Give back the full material, exactly as it reads.

>> BEGIN

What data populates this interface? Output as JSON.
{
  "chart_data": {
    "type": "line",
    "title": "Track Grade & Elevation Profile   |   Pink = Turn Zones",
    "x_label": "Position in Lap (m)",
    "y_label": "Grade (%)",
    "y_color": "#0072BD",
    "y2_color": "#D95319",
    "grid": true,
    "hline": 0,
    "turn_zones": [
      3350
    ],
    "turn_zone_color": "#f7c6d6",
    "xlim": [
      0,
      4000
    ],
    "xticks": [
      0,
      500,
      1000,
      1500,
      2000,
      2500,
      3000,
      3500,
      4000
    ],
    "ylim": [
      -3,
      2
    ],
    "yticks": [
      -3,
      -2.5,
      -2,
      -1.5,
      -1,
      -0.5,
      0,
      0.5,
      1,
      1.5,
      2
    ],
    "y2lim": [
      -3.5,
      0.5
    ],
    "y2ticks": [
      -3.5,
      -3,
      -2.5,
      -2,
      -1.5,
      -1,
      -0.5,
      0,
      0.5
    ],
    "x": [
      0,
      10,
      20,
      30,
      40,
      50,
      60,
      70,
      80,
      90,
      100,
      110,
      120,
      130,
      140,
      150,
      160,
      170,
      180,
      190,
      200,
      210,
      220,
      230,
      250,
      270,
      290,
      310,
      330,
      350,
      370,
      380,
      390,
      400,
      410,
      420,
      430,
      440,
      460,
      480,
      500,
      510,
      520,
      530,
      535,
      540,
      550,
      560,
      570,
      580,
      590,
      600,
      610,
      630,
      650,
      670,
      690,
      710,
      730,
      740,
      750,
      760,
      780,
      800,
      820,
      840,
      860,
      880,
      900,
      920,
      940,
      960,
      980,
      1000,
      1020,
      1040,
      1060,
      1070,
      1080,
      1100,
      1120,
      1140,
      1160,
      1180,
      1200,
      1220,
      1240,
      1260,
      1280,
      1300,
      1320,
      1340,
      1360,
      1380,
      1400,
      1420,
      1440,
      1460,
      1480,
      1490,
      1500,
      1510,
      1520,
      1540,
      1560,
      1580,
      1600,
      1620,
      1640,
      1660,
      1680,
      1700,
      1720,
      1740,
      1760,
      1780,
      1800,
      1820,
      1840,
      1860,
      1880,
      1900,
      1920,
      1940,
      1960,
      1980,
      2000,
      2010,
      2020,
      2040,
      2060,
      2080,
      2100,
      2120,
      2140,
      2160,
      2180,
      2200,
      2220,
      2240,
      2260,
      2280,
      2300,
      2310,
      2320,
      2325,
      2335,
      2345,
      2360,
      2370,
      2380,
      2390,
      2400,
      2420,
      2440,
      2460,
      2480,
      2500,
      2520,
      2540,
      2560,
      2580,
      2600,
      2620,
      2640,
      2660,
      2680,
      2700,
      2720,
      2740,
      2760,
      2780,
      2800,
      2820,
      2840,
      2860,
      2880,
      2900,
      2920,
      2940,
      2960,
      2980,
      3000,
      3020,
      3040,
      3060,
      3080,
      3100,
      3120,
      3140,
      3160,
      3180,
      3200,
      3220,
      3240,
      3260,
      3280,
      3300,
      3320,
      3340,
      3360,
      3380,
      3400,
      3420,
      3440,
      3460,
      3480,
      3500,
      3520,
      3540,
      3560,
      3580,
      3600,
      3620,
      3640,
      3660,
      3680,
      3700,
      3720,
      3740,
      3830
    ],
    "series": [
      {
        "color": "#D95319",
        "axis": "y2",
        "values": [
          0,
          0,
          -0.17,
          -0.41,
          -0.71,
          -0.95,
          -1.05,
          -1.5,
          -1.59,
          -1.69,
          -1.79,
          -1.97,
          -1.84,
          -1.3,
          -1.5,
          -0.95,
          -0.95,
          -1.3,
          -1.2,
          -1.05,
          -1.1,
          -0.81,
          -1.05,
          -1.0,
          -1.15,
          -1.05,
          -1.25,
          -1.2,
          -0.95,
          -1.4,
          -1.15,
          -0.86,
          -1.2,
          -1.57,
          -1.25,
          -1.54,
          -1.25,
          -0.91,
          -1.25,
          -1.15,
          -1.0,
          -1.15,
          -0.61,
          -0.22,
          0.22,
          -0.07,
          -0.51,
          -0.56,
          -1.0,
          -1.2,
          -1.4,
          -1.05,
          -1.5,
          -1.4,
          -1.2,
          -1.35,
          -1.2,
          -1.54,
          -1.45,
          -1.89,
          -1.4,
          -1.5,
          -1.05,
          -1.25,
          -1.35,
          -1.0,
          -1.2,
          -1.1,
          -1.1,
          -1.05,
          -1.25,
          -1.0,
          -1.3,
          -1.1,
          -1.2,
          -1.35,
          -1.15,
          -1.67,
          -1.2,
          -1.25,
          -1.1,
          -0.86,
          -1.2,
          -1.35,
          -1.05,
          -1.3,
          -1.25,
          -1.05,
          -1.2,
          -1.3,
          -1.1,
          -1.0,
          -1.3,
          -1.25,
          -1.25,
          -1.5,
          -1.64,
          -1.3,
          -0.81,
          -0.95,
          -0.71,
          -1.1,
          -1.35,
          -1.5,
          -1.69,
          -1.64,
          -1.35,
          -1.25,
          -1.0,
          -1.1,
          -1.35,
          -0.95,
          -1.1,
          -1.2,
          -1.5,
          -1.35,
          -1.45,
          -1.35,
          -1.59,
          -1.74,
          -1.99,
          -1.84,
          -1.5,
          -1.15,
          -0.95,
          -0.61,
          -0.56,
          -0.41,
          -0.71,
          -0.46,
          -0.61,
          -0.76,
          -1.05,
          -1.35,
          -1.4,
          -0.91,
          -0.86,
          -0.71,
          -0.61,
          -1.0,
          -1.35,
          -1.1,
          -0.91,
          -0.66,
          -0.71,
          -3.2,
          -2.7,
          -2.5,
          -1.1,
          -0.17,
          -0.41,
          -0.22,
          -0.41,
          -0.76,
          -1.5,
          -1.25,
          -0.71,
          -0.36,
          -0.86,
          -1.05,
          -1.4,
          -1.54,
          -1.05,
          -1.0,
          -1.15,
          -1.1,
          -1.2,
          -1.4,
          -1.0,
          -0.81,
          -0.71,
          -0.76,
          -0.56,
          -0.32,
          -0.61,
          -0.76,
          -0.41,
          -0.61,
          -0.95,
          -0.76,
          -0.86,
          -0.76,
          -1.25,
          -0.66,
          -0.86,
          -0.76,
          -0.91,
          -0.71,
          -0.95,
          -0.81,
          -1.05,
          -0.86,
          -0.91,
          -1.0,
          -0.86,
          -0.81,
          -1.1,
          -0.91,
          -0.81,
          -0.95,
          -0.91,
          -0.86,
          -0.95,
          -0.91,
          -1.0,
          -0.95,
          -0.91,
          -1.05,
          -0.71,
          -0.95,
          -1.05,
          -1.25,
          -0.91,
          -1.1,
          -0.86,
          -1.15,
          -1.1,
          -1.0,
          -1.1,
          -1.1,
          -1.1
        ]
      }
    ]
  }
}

>> END

SOLUTION TO THIS PROBLEM ▸
What data populates this interface? Output as JSON.
{
  "chart_data": {
    "type": "line",
    "title": "Track Grade & Elevation Profile   |   Pink = Turn Zones",
    "x_label": "Position in Lap (m)",
    "y_label": "Grade (%)",
    "y_color": "#0072BD",
    "y2_color": "#D95319",
    "grid": true,
    "hline": 0,
    "turn_zones": [
      3350
    ],
    "turn_zone_color": "#f7c6d6",
    "xlim": [
      0,
      4000
    ],
    "xticks": [
      0,
      500,
      1000,
      1500,
      2000,
      2500,
      3000,
      3500,
      4000
    ],
    "ylim": [
      -3,
      2
    ],
    "yticks": [
      -3,
      -2.5,
      -2,
      -1.5,
      -1,
      -0.5,
      0,
      0.5,
      1,
      1.5,
      2
    ],
    "y2lim": [
      -3.5,
      0.5
    ],
    "y2ticks": [
      -3.5,
      -3,
      -2.5,
      -2,
      -1.5,
      -1,
      -0.5,
      0,
      0.5
    ],
    "x": [
      0,
      10,
      20,
      30,
      40,
      50,
      60,
      70,
      80,
      90,
      100,
      110,
      120,
      130,
      140,
      150,
      160,
      170,
      180,
      190,
      200,
      210,
      220,
      230,
      250,
      270,
      290,
      310,
      330,
      350,
      370,
      380,
      390,
      400,
      410,
      420,
      430,
      440,
      460,
      480,
      500,
      510,
      520,
      530,
      535,
      540,
      550,
      560,
      570,
      580,
      590,
      600,
      610,
      630,
      650,
      670,
      690,
      710,
      730,
      740,
      750,
      760,
      780,
      800,
      820,
      840,
      860,
      880,
      900,
      920,
      940,
      960,
      980,
      1000,
      1020,
      1040,
      1060,
      1070,
      1080,
      1100,
      1120,
      1140,
      1160,
      1180,
      1200,
      1220,
      1240,
      1260,
      1280,
      1300,
      1320,
      1340,
      1360,
      1380,
      1400,
      1420,
      1440,
      1460,
      1480,
      1490,
      1500,
      1510,
      1520,
      1540,
      1560,
      1580,
      1600,
      1620,
      1640,
      1660,
      1680,
      1700,
      1720,
      1740,
      1760,
      1780,
      1800,
      1820,
      1840,
      1860,
      1880,
      1900,
      1920,
      1940,
      1960,
      1980,
      2000,
      2010,
      2020,
      2040,
      2060,
      2080,
      2100,
      2120,
      2140,
      2160,
      2180,
      2200,
      2220,
      2240,
      2260,
      2280,
      2300,
      2310,
      2320,
      2325,
      2335,
      2345,
      2360,
      2370,
      2380,
      2390,
      2400,
      2420,
      2440,
      2460,
      2480,
      2500,
      2520,
      2540,
      2560,
      2580,
      2600,
      2620,
      2640,
      2660,
      2680,
      2700,
      2720,
      2740,
      2760,
      2780,
      2800,
      2820,
      2840,
      2860,
      2880,
      2900,
      2920,
      2940,
      2960,
      2980,
      3000,
      3020,
      3040,
      3060,
      3080,
      3100,
      3120,
      3140,
      3160,
      3180,
      3200,
      3220,
      3240,
      3260,
      3280,
      3300,
      3320,
      3340,
      3360,
      3380,
      3400,
      3420,
      3440,
      3460,
      3480,
      3500,
      3520,
      3540,
      3560,
      3580,
      3600,
      3620,
      3640,
      3660,
      3680,
      3700,
      3720,
      3740,
      3830
    ],
    "series": [
      {
        "color": "#D95319",
        "axis": "y2",
        "values": [
          0,
          0,
          -0.17,
          -0.41,
          -0.71,
          -0.95,
          -1.05,
          -1.5,
          -1.59,
          -1.69,
          -1.79,
          -1.97,
          -1.84,
          -1.3,
          -1.5,
          -0.95,
          -0.95,
          -1.3,
          -1.2,
          -1.05,
          -1.1,
          -0.81,
          -1.05,
          -1.0,
          -1.15,
          -1.05,
          -1.25,
          -1.2,
          -0.95,
          -1.4,
          -1.15,
          -0.86,
          -1.2,
          -1.57,
          -1.25,
          -1.54,
          -1.25,
          -0.91,
          -1.25,
          -1.15,
          -1.0,
          -1.15,
          -0.61,
          -0.22,
          0.22,
          -0.07,
          -0.51,
          -0.56,
          -1.0,
          -1.2,
          -1.4,
          -1.05,
          -1.5,
          -1.4,
          -1.2,
          -1.35,
          -1.2,
          -1.54,
          -1.45,
          -1.89,
          -1.4,
          -1.5,
          -1.05,
          -1.25,
          -1.35,
          -1.0,
          -1.2,
          -1.1,
          -1.1,
          -1.05,
          -1.25,
          -1.0,
          -1.3,
          -1.1,
          -1.2,
          -1.35,
          -1.15,
          -1.67,
          -1.2,
          -1.25,
          -1.1,
          -0.86,
          -1.2,
          -1.35,
          -1.05,
          -1.3,
          -1.25,
          -1.05,
          -1.2,
          -1.3,
          -1.1,
          -1.0,
          -1.3,
          -1.25,
          -1.25,
          -1.5,
          -1.64,
          -1.3,
          -0.81,
          -0.95,
          -0.71,
          -1.1,
          -1.35,
          -1.5,
          -1.69,
          -1.64,
          -1.35,
          -1.25,
          -1.0,
          -1.1,
          -1.35,
          -0.95,
          -1.1,
          -1.2,
          -1.5,
          -1.35,
          -1.45,
          -1.35,
          -1.59,
          -1.74,
          -1.99,
          -1.84,
          -1.5,
          -1.15,
          -0.95,
          -0.61,
          -0.56,
          -0.41,
          -0.71,
          -0.46,
          -0.61,
          -0.76,
          -1.05,
          -1.35,
          -1.4,
          -0.91,
          -0.86,
          -0.71,
          -0.61,
          -1.0,
          -1.35,
          -1.1,
          -0.91,
          -0.66,
          -0.71,
          -3.2,
          -2.7,
          -2.5,
          -1.1,
          -0.17,
          -0.41,
          -0.22,
          -0.41,
          -0.76,
          -1.5,
          -1.25,
          -0.71,
          -0.36,
          -0.86,
          -1.05,
          -1.4,
          -1.54,
          -1.05,
          -1.0,
          -1.15,
          -1.1,
          -1.2,
          -1.4,
          -1.0,
          -0.81,
          -0.71,
          -0.76,
          -0.56,
          -0.32,
          -0.61,
          -0.76,
          -0.41,
          -0.61,
          -0.95,
          -0.76,
          -0.86,
          -0.76,
          -1.25,
          -0.66,
          -0.86,
          -0.76,
          -0.91,
          -0.71,
          -0.95,
          -0.81,
          -1.05,
          -0.86,
          -0.91,
          -1.0,
          -0.86,
          -0.81,
          -1.1,
          -0.91,
          -0.81,
          -0.95,
          -0.91,
          -0.86,
          -0.95,
          -0.91,
          -1.0,
          -0.95,
          -0.91,
          -1.05,
          -0.71,
          -0.95,
          -1.05,
          -1.25,
          -0.91,
          -1.1,
          -0.86,
          -1.15,
          -1.1,
          -1.0,
          -1.1,
          -1.1,
          -1.1
        ]
      }
    ]
  }
}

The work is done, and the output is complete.